> **GIVEN TASK 1**: In the separation agreement, what date is given for Employee's amended and restated employment contract?
> **GIVEN TASK 2**: Summarize the separation agreement in two sentences.
> **GIVEN TASK 3**: Translate this sentence from the separation agreement into Spanish: "Through the Separation Date, Employee has agreed to continue to perform Employee's job duties, including any duties necessary or reasonably requested by CIM or Company to transfer Employee's job-related knowledge and relationships to other CIM or Company personnel."

> **DOCUMENT TEXT**:
● ● ● ● ●

EX-10.1 2 tm2530969d1_ex10-1.htm EXHIBIT 10.1

Exhibit 10.1

 

CONFIDENTIAL SEPARATION AGREEMENT

AND GENERAL MUTUAL RELEASE OF ALL CLAIMS

 

This Confidential Separation Agreement and General Mutual Release of All Claims (“Separation Agreement”) is made by and between CIM SBA Staffing, LLC (“Company”), Creative Media & Community Trust Corporation (f/k/a PMC Commercial Trust and CIM Commercial Trust) (“CMCT”), CIM Group, L.P. (“CIM” and, together with Company and CMCT, the “CIM Entities”) and Barry N. Berlin (“Employee”) with respect to the following facts:

 

A.            CMCT, through a wholly-owned subsidiary, has entered into that certain Membership Interest Purchase Agreement, by and among PG FR Holding, LLC (“Buyer”), Company, and First Western SBLC, Inc., an indirect wholly owned subsidiary of Company (“First Western”), dated November 6, 2025 (the “MIPA”), pursuant to which Buyer will purchase from Seller all of the issued and outstanding equity interests of First Western (the “Transaction”).

 

B.            Employee’s employment with Company and role as an officer or director of Company, CMCT (pursuant to an amended and restated employment contract dated as of August 30, 2013 (the “Employment Contract”), CIM and any of their respective affiliates will terminate effective upon the Closing (as defined in the MIPA) or, in the event the MIPA is terminated prior to the consummation of the Transaction, thirty (30) days following such termination, or such earlier date agreed between CMCT and Employee (“Separation Date”). The Company wishes to reach an amicable separation with in exchange for entering into this Separation Agreement.

 

C.            Through the Separation Date, Employee has agreed to continue to perform Employee’s job duties, including any duties necessary or reasonably requested by CIM or Company to transfer Employee’s job-related knowledge and relationships to other CIM or Company personnel.

● ● ● ● ●

A run of items
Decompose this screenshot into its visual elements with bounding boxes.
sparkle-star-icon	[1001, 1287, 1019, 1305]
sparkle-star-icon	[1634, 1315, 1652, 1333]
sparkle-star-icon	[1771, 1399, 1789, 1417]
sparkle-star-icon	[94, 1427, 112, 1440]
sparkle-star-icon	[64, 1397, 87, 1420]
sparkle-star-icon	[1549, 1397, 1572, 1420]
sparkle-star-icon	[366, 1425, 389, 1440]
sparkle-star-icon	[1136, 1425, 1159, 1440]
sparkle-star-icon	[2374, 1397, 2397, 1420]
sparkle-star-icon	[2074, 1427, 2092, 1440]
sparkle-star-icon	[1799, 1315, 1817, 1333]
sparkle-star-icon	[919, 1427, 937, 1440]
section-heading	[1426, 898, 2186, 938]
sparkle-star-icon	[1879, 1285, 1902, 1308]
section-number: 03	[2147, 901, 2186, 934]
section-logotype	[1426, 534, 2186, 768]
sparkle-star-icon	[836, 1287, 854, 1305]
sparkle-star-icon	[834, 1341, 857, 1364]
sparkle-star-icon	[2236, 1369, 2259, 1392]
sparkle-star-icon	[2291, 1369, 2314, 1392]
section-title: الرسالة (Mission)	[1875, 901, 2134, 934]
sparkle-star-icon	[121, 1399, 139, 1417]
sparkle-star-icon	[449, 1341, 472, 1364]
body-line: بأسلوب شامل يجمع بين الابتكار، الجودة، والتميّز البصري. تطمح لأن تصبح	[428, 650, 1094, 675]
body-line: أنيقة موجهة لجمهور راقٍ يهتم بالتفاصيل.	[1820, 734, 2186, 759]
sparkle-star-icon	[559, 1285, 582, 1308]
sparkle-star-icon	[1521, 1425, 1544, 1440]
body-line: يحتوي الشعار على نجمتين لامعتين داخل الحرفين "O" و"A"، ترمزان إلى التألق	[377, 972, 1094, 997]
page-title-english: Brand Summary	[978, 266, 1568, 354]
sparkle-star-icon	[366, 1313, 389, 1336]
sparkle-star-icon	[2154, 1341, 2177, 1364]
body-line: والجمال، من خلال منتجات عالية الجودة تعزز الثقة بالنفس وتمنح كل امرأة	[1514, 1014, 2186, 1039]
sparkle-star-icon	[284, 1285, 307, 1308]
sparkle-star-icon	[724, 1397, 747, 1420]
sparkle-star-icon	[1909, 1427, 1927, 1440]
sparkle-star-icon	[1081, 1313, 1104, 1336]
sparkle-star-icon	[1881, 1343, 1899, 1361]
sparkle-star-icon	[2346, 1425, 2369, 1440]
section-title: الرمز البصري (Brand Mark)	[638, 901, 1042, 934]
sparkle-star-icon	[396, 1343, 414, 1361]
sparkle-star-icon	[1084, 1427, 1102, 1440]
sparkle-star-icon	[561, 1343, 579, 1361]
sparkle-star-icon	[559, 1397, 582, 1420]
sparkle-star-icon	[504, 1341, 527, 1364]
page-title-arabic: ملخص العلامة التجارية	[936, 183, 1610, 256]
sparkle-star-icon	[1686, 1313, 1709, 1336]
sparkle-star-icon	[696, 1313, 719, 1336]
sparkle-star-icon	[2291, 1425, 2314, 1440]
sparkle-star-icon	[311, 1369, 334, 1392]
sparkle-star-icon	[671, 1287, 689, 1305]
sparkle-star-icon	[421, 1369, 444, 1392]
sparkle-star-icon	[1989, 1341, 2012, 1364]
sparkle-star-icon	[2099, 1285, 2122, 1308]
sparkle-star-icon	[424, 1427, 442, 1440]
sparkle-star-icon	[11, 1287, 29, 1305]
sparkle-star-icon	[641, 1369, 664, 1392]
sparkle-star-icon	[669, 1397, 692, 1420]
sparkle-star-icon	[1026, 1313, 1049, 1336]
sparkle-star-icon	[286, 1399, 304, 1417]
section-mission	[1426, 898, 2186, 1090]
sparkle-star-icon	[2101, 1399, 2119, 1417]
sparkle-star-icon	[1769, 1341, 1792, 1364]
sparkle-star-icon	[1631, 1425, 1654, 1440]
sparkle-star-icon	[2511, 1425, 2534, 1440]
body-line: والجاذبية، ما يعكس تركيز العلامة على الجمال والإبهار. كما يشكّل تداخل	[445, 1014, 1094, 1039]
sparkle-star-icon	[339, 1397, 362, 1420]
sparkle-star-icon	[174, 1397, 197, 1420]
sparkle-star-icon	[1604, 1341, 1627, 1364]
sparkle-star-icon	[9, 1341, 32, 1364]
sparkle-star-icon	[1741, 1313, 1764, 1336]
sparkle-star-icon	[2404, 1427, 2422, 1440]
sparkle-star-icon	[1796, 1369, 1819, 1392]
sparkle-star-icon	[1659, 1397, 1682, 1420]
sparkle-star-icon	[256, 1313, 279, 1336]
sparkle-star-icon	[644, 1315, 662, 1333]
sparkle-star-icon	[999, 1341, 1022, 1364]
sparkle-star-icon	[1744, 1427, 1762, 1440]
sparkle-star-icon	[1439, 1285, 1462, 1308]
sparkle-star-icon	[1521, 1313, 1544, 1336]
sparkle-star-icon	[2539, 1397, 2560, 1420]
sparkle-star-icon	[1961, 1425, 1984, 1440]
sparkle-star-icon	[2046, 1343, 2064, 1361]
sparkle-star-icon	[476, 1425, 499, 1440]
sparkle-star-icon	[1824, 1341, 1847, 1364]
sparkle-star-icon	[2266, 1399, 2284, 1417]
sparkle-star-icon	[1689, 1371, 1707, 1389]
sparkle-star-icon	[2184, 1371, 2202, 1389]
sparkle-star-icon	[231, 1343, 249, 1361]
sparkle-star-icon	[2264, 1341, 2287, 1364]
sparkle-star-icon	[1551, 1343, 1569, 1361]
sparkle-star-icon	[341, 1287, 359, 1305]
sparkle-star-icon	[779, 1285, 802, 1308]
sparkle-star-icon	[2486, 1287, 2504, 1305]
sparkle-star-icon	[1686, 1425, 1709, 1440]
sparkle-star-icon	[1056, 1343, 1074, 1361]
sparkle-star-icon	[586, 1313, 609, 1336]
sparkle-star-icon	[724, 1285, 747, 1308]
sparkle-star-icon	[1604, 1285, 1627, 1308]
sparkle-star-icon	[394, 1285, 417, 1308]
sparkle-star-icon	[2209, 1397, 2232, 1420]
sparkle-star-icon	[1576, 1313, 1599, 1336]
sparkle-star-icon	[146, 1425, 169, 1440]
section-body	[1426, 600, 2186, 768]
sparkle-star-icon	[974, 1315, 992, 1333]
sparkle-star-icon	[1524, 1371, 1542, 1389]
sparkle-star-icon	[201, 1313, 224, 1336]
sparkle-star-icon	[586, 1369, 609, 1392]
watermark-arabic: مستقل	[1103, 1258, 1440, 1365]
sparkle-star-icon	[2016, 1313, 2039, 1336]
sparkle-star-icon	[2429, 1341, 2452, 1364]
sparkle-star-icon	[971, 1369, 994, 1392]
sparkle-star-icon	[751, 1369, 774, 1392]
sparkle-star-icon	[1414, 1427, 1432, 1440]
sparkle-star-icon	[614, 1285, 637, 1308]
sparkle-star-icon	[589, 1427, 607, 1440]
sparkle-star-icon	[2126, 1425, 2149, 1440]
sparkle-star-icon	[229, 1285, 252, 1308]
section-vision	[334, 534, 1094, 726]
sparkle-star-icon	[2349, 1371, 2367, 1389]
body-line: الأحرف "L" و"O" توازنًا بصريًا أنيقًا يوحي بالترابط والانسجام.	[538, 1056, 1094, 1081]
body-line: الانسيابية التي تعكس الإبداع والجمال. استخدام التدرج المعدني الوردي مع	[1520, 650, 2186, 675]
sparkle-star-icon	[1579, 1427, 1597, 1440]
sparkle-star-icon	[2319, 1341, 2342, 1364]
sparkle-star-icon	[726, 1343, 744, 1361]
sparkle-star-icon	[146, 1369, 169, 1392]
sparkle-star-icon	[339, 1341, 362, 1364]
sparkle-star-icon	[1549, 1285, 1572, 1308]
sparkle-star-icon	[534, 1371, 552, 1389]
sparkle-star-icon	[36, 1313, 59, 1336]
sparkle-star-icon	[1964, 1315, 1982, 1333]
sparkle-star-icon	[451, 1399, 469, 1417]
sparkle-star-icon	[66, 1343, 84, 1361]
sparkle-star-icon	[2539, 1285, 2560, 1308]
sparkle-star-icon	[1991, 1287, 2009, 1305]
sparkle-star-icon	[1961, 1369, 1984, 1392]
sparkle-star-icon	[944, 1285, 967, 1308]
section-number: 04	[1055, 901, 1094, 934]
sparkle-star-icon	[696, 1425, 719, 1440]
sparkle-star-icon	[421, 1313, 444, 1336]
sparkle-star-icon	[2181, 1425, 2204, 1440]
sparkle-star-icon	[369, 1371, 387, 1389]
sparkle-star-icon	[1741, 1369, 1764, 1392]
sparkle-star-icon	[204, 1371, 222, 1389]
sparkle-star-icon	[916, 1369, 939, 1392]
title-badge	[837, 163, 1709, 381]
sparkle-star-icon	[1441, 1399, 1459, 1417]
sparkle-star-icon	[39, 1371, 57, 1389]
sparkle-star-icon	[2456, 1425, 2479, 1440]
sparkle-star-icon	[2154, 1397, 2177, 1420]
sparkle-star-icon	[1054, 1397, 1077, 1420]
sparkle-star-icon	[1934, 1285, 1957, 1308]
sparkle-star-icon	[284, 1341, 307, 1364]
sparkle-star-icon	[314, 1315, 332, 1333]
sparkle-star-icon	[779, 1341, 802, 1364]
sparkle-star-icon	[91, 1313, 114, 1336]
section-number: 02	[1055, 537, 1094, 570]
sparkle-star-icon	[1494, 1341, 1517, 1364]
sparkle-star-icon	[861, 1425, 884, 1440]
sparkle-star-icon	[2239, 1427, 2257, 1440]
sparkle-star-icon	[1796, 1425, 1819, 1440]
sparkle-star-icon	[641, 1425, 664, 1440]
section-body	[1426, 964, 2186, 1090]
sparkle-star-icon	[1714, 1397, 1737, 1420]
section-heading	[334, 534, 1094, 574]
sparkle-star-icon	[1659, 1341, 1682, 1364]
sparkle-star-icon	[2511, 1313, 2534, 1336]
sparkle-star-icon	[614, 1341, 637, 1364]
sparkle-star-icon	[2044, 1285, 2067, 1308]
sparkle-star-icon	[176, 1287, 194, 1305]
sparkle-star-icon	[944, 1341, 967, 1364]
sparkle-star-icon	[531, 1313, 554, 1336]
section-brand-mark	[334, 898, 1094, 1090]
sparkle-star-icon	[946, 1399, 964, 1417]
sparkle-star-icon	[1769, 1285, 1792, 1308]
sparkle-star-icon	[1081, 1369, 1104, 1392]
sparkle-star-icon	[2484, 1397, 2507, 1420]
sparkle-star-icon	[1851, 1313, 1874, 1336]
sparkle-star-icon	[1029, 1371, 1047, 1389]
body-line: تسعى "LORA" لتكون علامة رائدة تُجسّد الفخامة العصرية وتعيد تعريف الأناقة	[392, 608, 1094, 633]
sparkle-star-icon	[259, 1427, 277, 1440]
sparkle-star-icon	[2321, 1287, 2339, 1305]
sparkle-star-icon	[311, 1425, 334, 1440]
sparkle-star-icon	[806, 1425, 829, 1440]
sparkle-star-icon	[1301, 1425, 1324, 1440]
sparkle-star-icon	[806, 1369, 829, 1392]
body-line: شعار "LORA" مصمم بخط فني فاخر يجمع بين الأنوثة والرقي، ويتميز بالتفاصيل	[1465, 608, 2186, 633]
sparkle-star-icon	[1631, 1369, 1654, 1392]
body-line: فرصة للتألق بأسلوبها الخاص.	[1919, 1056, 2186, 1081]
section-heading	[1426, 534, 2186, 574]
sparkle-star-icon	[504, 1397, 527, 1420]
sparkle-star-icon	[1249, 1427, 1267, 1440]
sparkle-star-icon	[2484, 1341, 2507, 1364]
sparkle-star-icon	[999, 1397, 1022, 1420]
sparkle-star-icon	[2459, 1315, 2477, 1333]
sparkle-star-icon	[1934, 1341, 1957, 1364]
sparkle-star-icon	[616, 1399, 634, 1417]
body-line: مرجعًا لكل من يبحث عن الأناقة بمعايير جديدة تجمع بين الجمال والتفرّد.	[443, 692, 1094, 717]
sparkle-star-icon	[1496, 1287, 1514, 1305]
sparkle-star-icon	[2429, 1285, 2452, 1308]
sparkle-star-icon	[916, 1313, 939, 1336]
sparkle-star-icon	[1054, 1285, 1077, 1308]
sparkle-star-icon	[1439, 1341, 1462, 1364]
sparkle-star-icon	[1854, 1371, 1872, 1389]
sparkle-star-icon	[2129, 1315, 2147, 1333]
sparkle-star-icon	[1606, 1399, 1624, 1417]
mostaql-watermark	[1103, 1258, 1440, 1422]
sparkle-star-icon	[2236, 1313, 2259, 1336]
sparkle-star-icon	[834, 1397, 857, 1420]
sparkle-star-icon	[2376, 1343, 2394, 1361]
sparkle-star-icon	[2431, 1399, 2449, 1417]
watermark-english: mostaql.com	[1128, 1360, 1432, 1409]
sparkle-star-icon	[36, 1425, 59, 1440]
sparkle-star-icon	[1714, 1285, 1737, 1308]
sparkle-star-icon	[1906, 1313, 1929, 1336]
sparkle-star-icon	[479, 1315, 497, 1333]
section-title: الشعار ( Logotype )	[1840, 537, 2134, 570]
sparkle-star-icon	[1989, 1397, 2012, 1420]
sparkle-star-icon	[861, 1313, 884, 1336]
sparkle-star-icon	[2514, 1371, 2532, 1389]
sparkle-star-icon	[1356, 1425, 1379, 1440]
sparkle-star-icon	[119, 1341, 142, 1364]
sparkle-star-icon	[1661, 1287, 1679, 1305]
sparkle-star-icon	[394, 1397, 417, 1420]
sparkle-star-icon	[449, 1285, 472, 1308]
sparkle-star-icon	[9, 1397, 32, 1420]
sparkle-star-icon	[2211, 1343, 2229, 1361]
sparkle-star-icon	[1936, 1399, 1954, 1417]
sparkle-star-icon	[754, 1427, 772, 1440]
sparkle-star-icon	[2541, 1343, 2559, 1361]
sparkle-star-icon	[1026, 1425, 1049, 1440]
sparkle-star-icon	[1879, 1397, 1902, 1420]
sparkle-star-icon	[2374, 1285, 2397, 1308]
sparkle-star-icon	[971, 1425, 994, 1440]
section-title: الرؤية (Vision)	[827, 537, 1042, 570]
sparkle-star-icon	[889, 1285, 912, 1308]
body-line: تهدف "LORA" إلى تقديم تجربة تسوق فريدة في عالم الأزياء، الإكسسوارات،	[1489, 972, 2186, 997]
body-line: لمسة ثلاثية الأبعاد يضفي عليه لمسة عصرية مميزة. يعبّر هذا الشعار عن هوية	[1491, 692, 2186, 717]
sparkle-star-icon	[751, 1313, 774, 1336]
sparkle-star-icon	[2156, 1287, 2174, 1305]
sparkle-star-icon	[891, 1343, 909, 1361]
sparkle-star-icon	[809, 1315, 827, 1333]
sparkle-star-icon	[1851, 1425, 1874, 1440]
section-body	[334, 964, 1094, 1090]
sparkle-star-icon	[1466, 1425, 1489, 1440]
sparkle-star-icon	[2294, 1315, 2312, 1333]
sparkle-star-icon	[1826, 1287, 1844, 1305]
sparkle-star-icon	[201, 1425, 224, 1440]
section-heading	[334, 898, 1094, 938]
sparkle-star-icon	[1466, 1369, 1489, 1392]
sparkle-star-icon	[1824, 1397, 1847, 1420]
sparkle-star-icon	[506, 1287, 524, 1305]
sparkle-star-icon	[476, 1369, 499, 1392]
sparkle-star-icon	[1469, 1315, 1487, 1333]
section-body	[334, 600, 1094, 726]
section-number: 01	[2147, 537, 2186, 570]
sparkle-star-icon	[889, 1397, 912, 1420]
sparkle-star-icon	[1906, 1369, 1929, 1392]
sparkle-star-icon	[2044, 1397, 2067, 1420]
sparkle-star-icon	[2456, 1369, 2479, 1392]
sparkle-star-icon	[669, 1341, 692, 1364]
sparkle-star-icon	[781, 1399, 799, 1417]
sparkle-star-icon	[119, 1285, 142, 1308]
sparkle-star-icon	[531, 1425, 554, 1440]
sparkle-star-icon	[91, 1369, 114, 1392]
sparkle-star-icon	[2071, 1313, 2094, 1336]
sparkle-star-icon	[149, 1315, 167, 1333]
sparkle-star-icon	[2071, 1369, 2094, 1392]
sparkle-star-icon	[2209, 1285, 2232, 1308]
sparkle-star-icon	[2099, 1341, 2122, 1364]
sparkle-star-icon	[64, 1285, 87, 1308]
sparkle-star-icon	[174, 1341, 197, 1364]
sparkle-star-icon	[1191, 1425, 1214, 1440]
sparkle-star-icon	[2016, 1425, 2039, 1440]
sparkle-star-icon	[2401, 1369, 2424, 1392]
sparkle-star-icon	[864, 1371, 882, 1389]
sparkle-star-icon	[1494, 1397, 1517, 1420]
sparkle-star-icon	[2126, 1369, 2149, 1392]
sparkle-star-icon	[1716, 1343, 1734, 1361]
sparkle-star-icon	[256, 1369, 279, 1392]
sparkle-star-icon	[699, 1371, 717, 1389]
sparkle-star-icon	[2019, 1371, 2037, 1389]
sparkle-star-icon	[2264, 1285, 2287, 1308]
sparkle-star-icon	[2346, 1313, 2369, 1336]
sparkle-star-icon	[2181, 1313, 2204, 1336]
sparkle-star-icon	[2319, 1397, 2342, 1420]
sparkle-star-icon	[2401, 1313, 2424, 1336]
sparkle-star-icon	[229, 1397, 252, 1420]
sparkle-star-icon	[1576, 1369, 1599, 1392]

● ● ● ● ●

> **FINISHED ANSWER 1**: August 30, 2013.

> **FINISHED ANSWER 2**: The separation agreement is made between CIM SBA Staffing, LLC, Creative Media & Community Trust Corporation, CIM Group, L.P., and Barry N. Berlin, and it notes that CMCT, through a wholly-owned subsidiary, entered into a purchase agreement dated November 6, 2025, under which PG FR Holding, LLC will buy all issued and outstanding equity interests of First Western SBLC, Inc. Berlin's employment and officer or director roles will end at the Closing or on another Separation Date set out in the agreement, and through that date Berlin has agreed to keep performing the job's duties, including transferring job-related knowledge and relationships to other CIM or Company personnel.

> **FINISHED ANSWER 3**: Hasta la Fecha de Separación, el Empleado ha acordado seguir desempeñando las funciones de su puesto, incluidas las funciones necesarias o razonablemente solicitadas por CIM o la Compañía para transferir los conocimientos y las relaciones del Empleado vinculados con su puesto a otro personal de CIM o de la Compañía.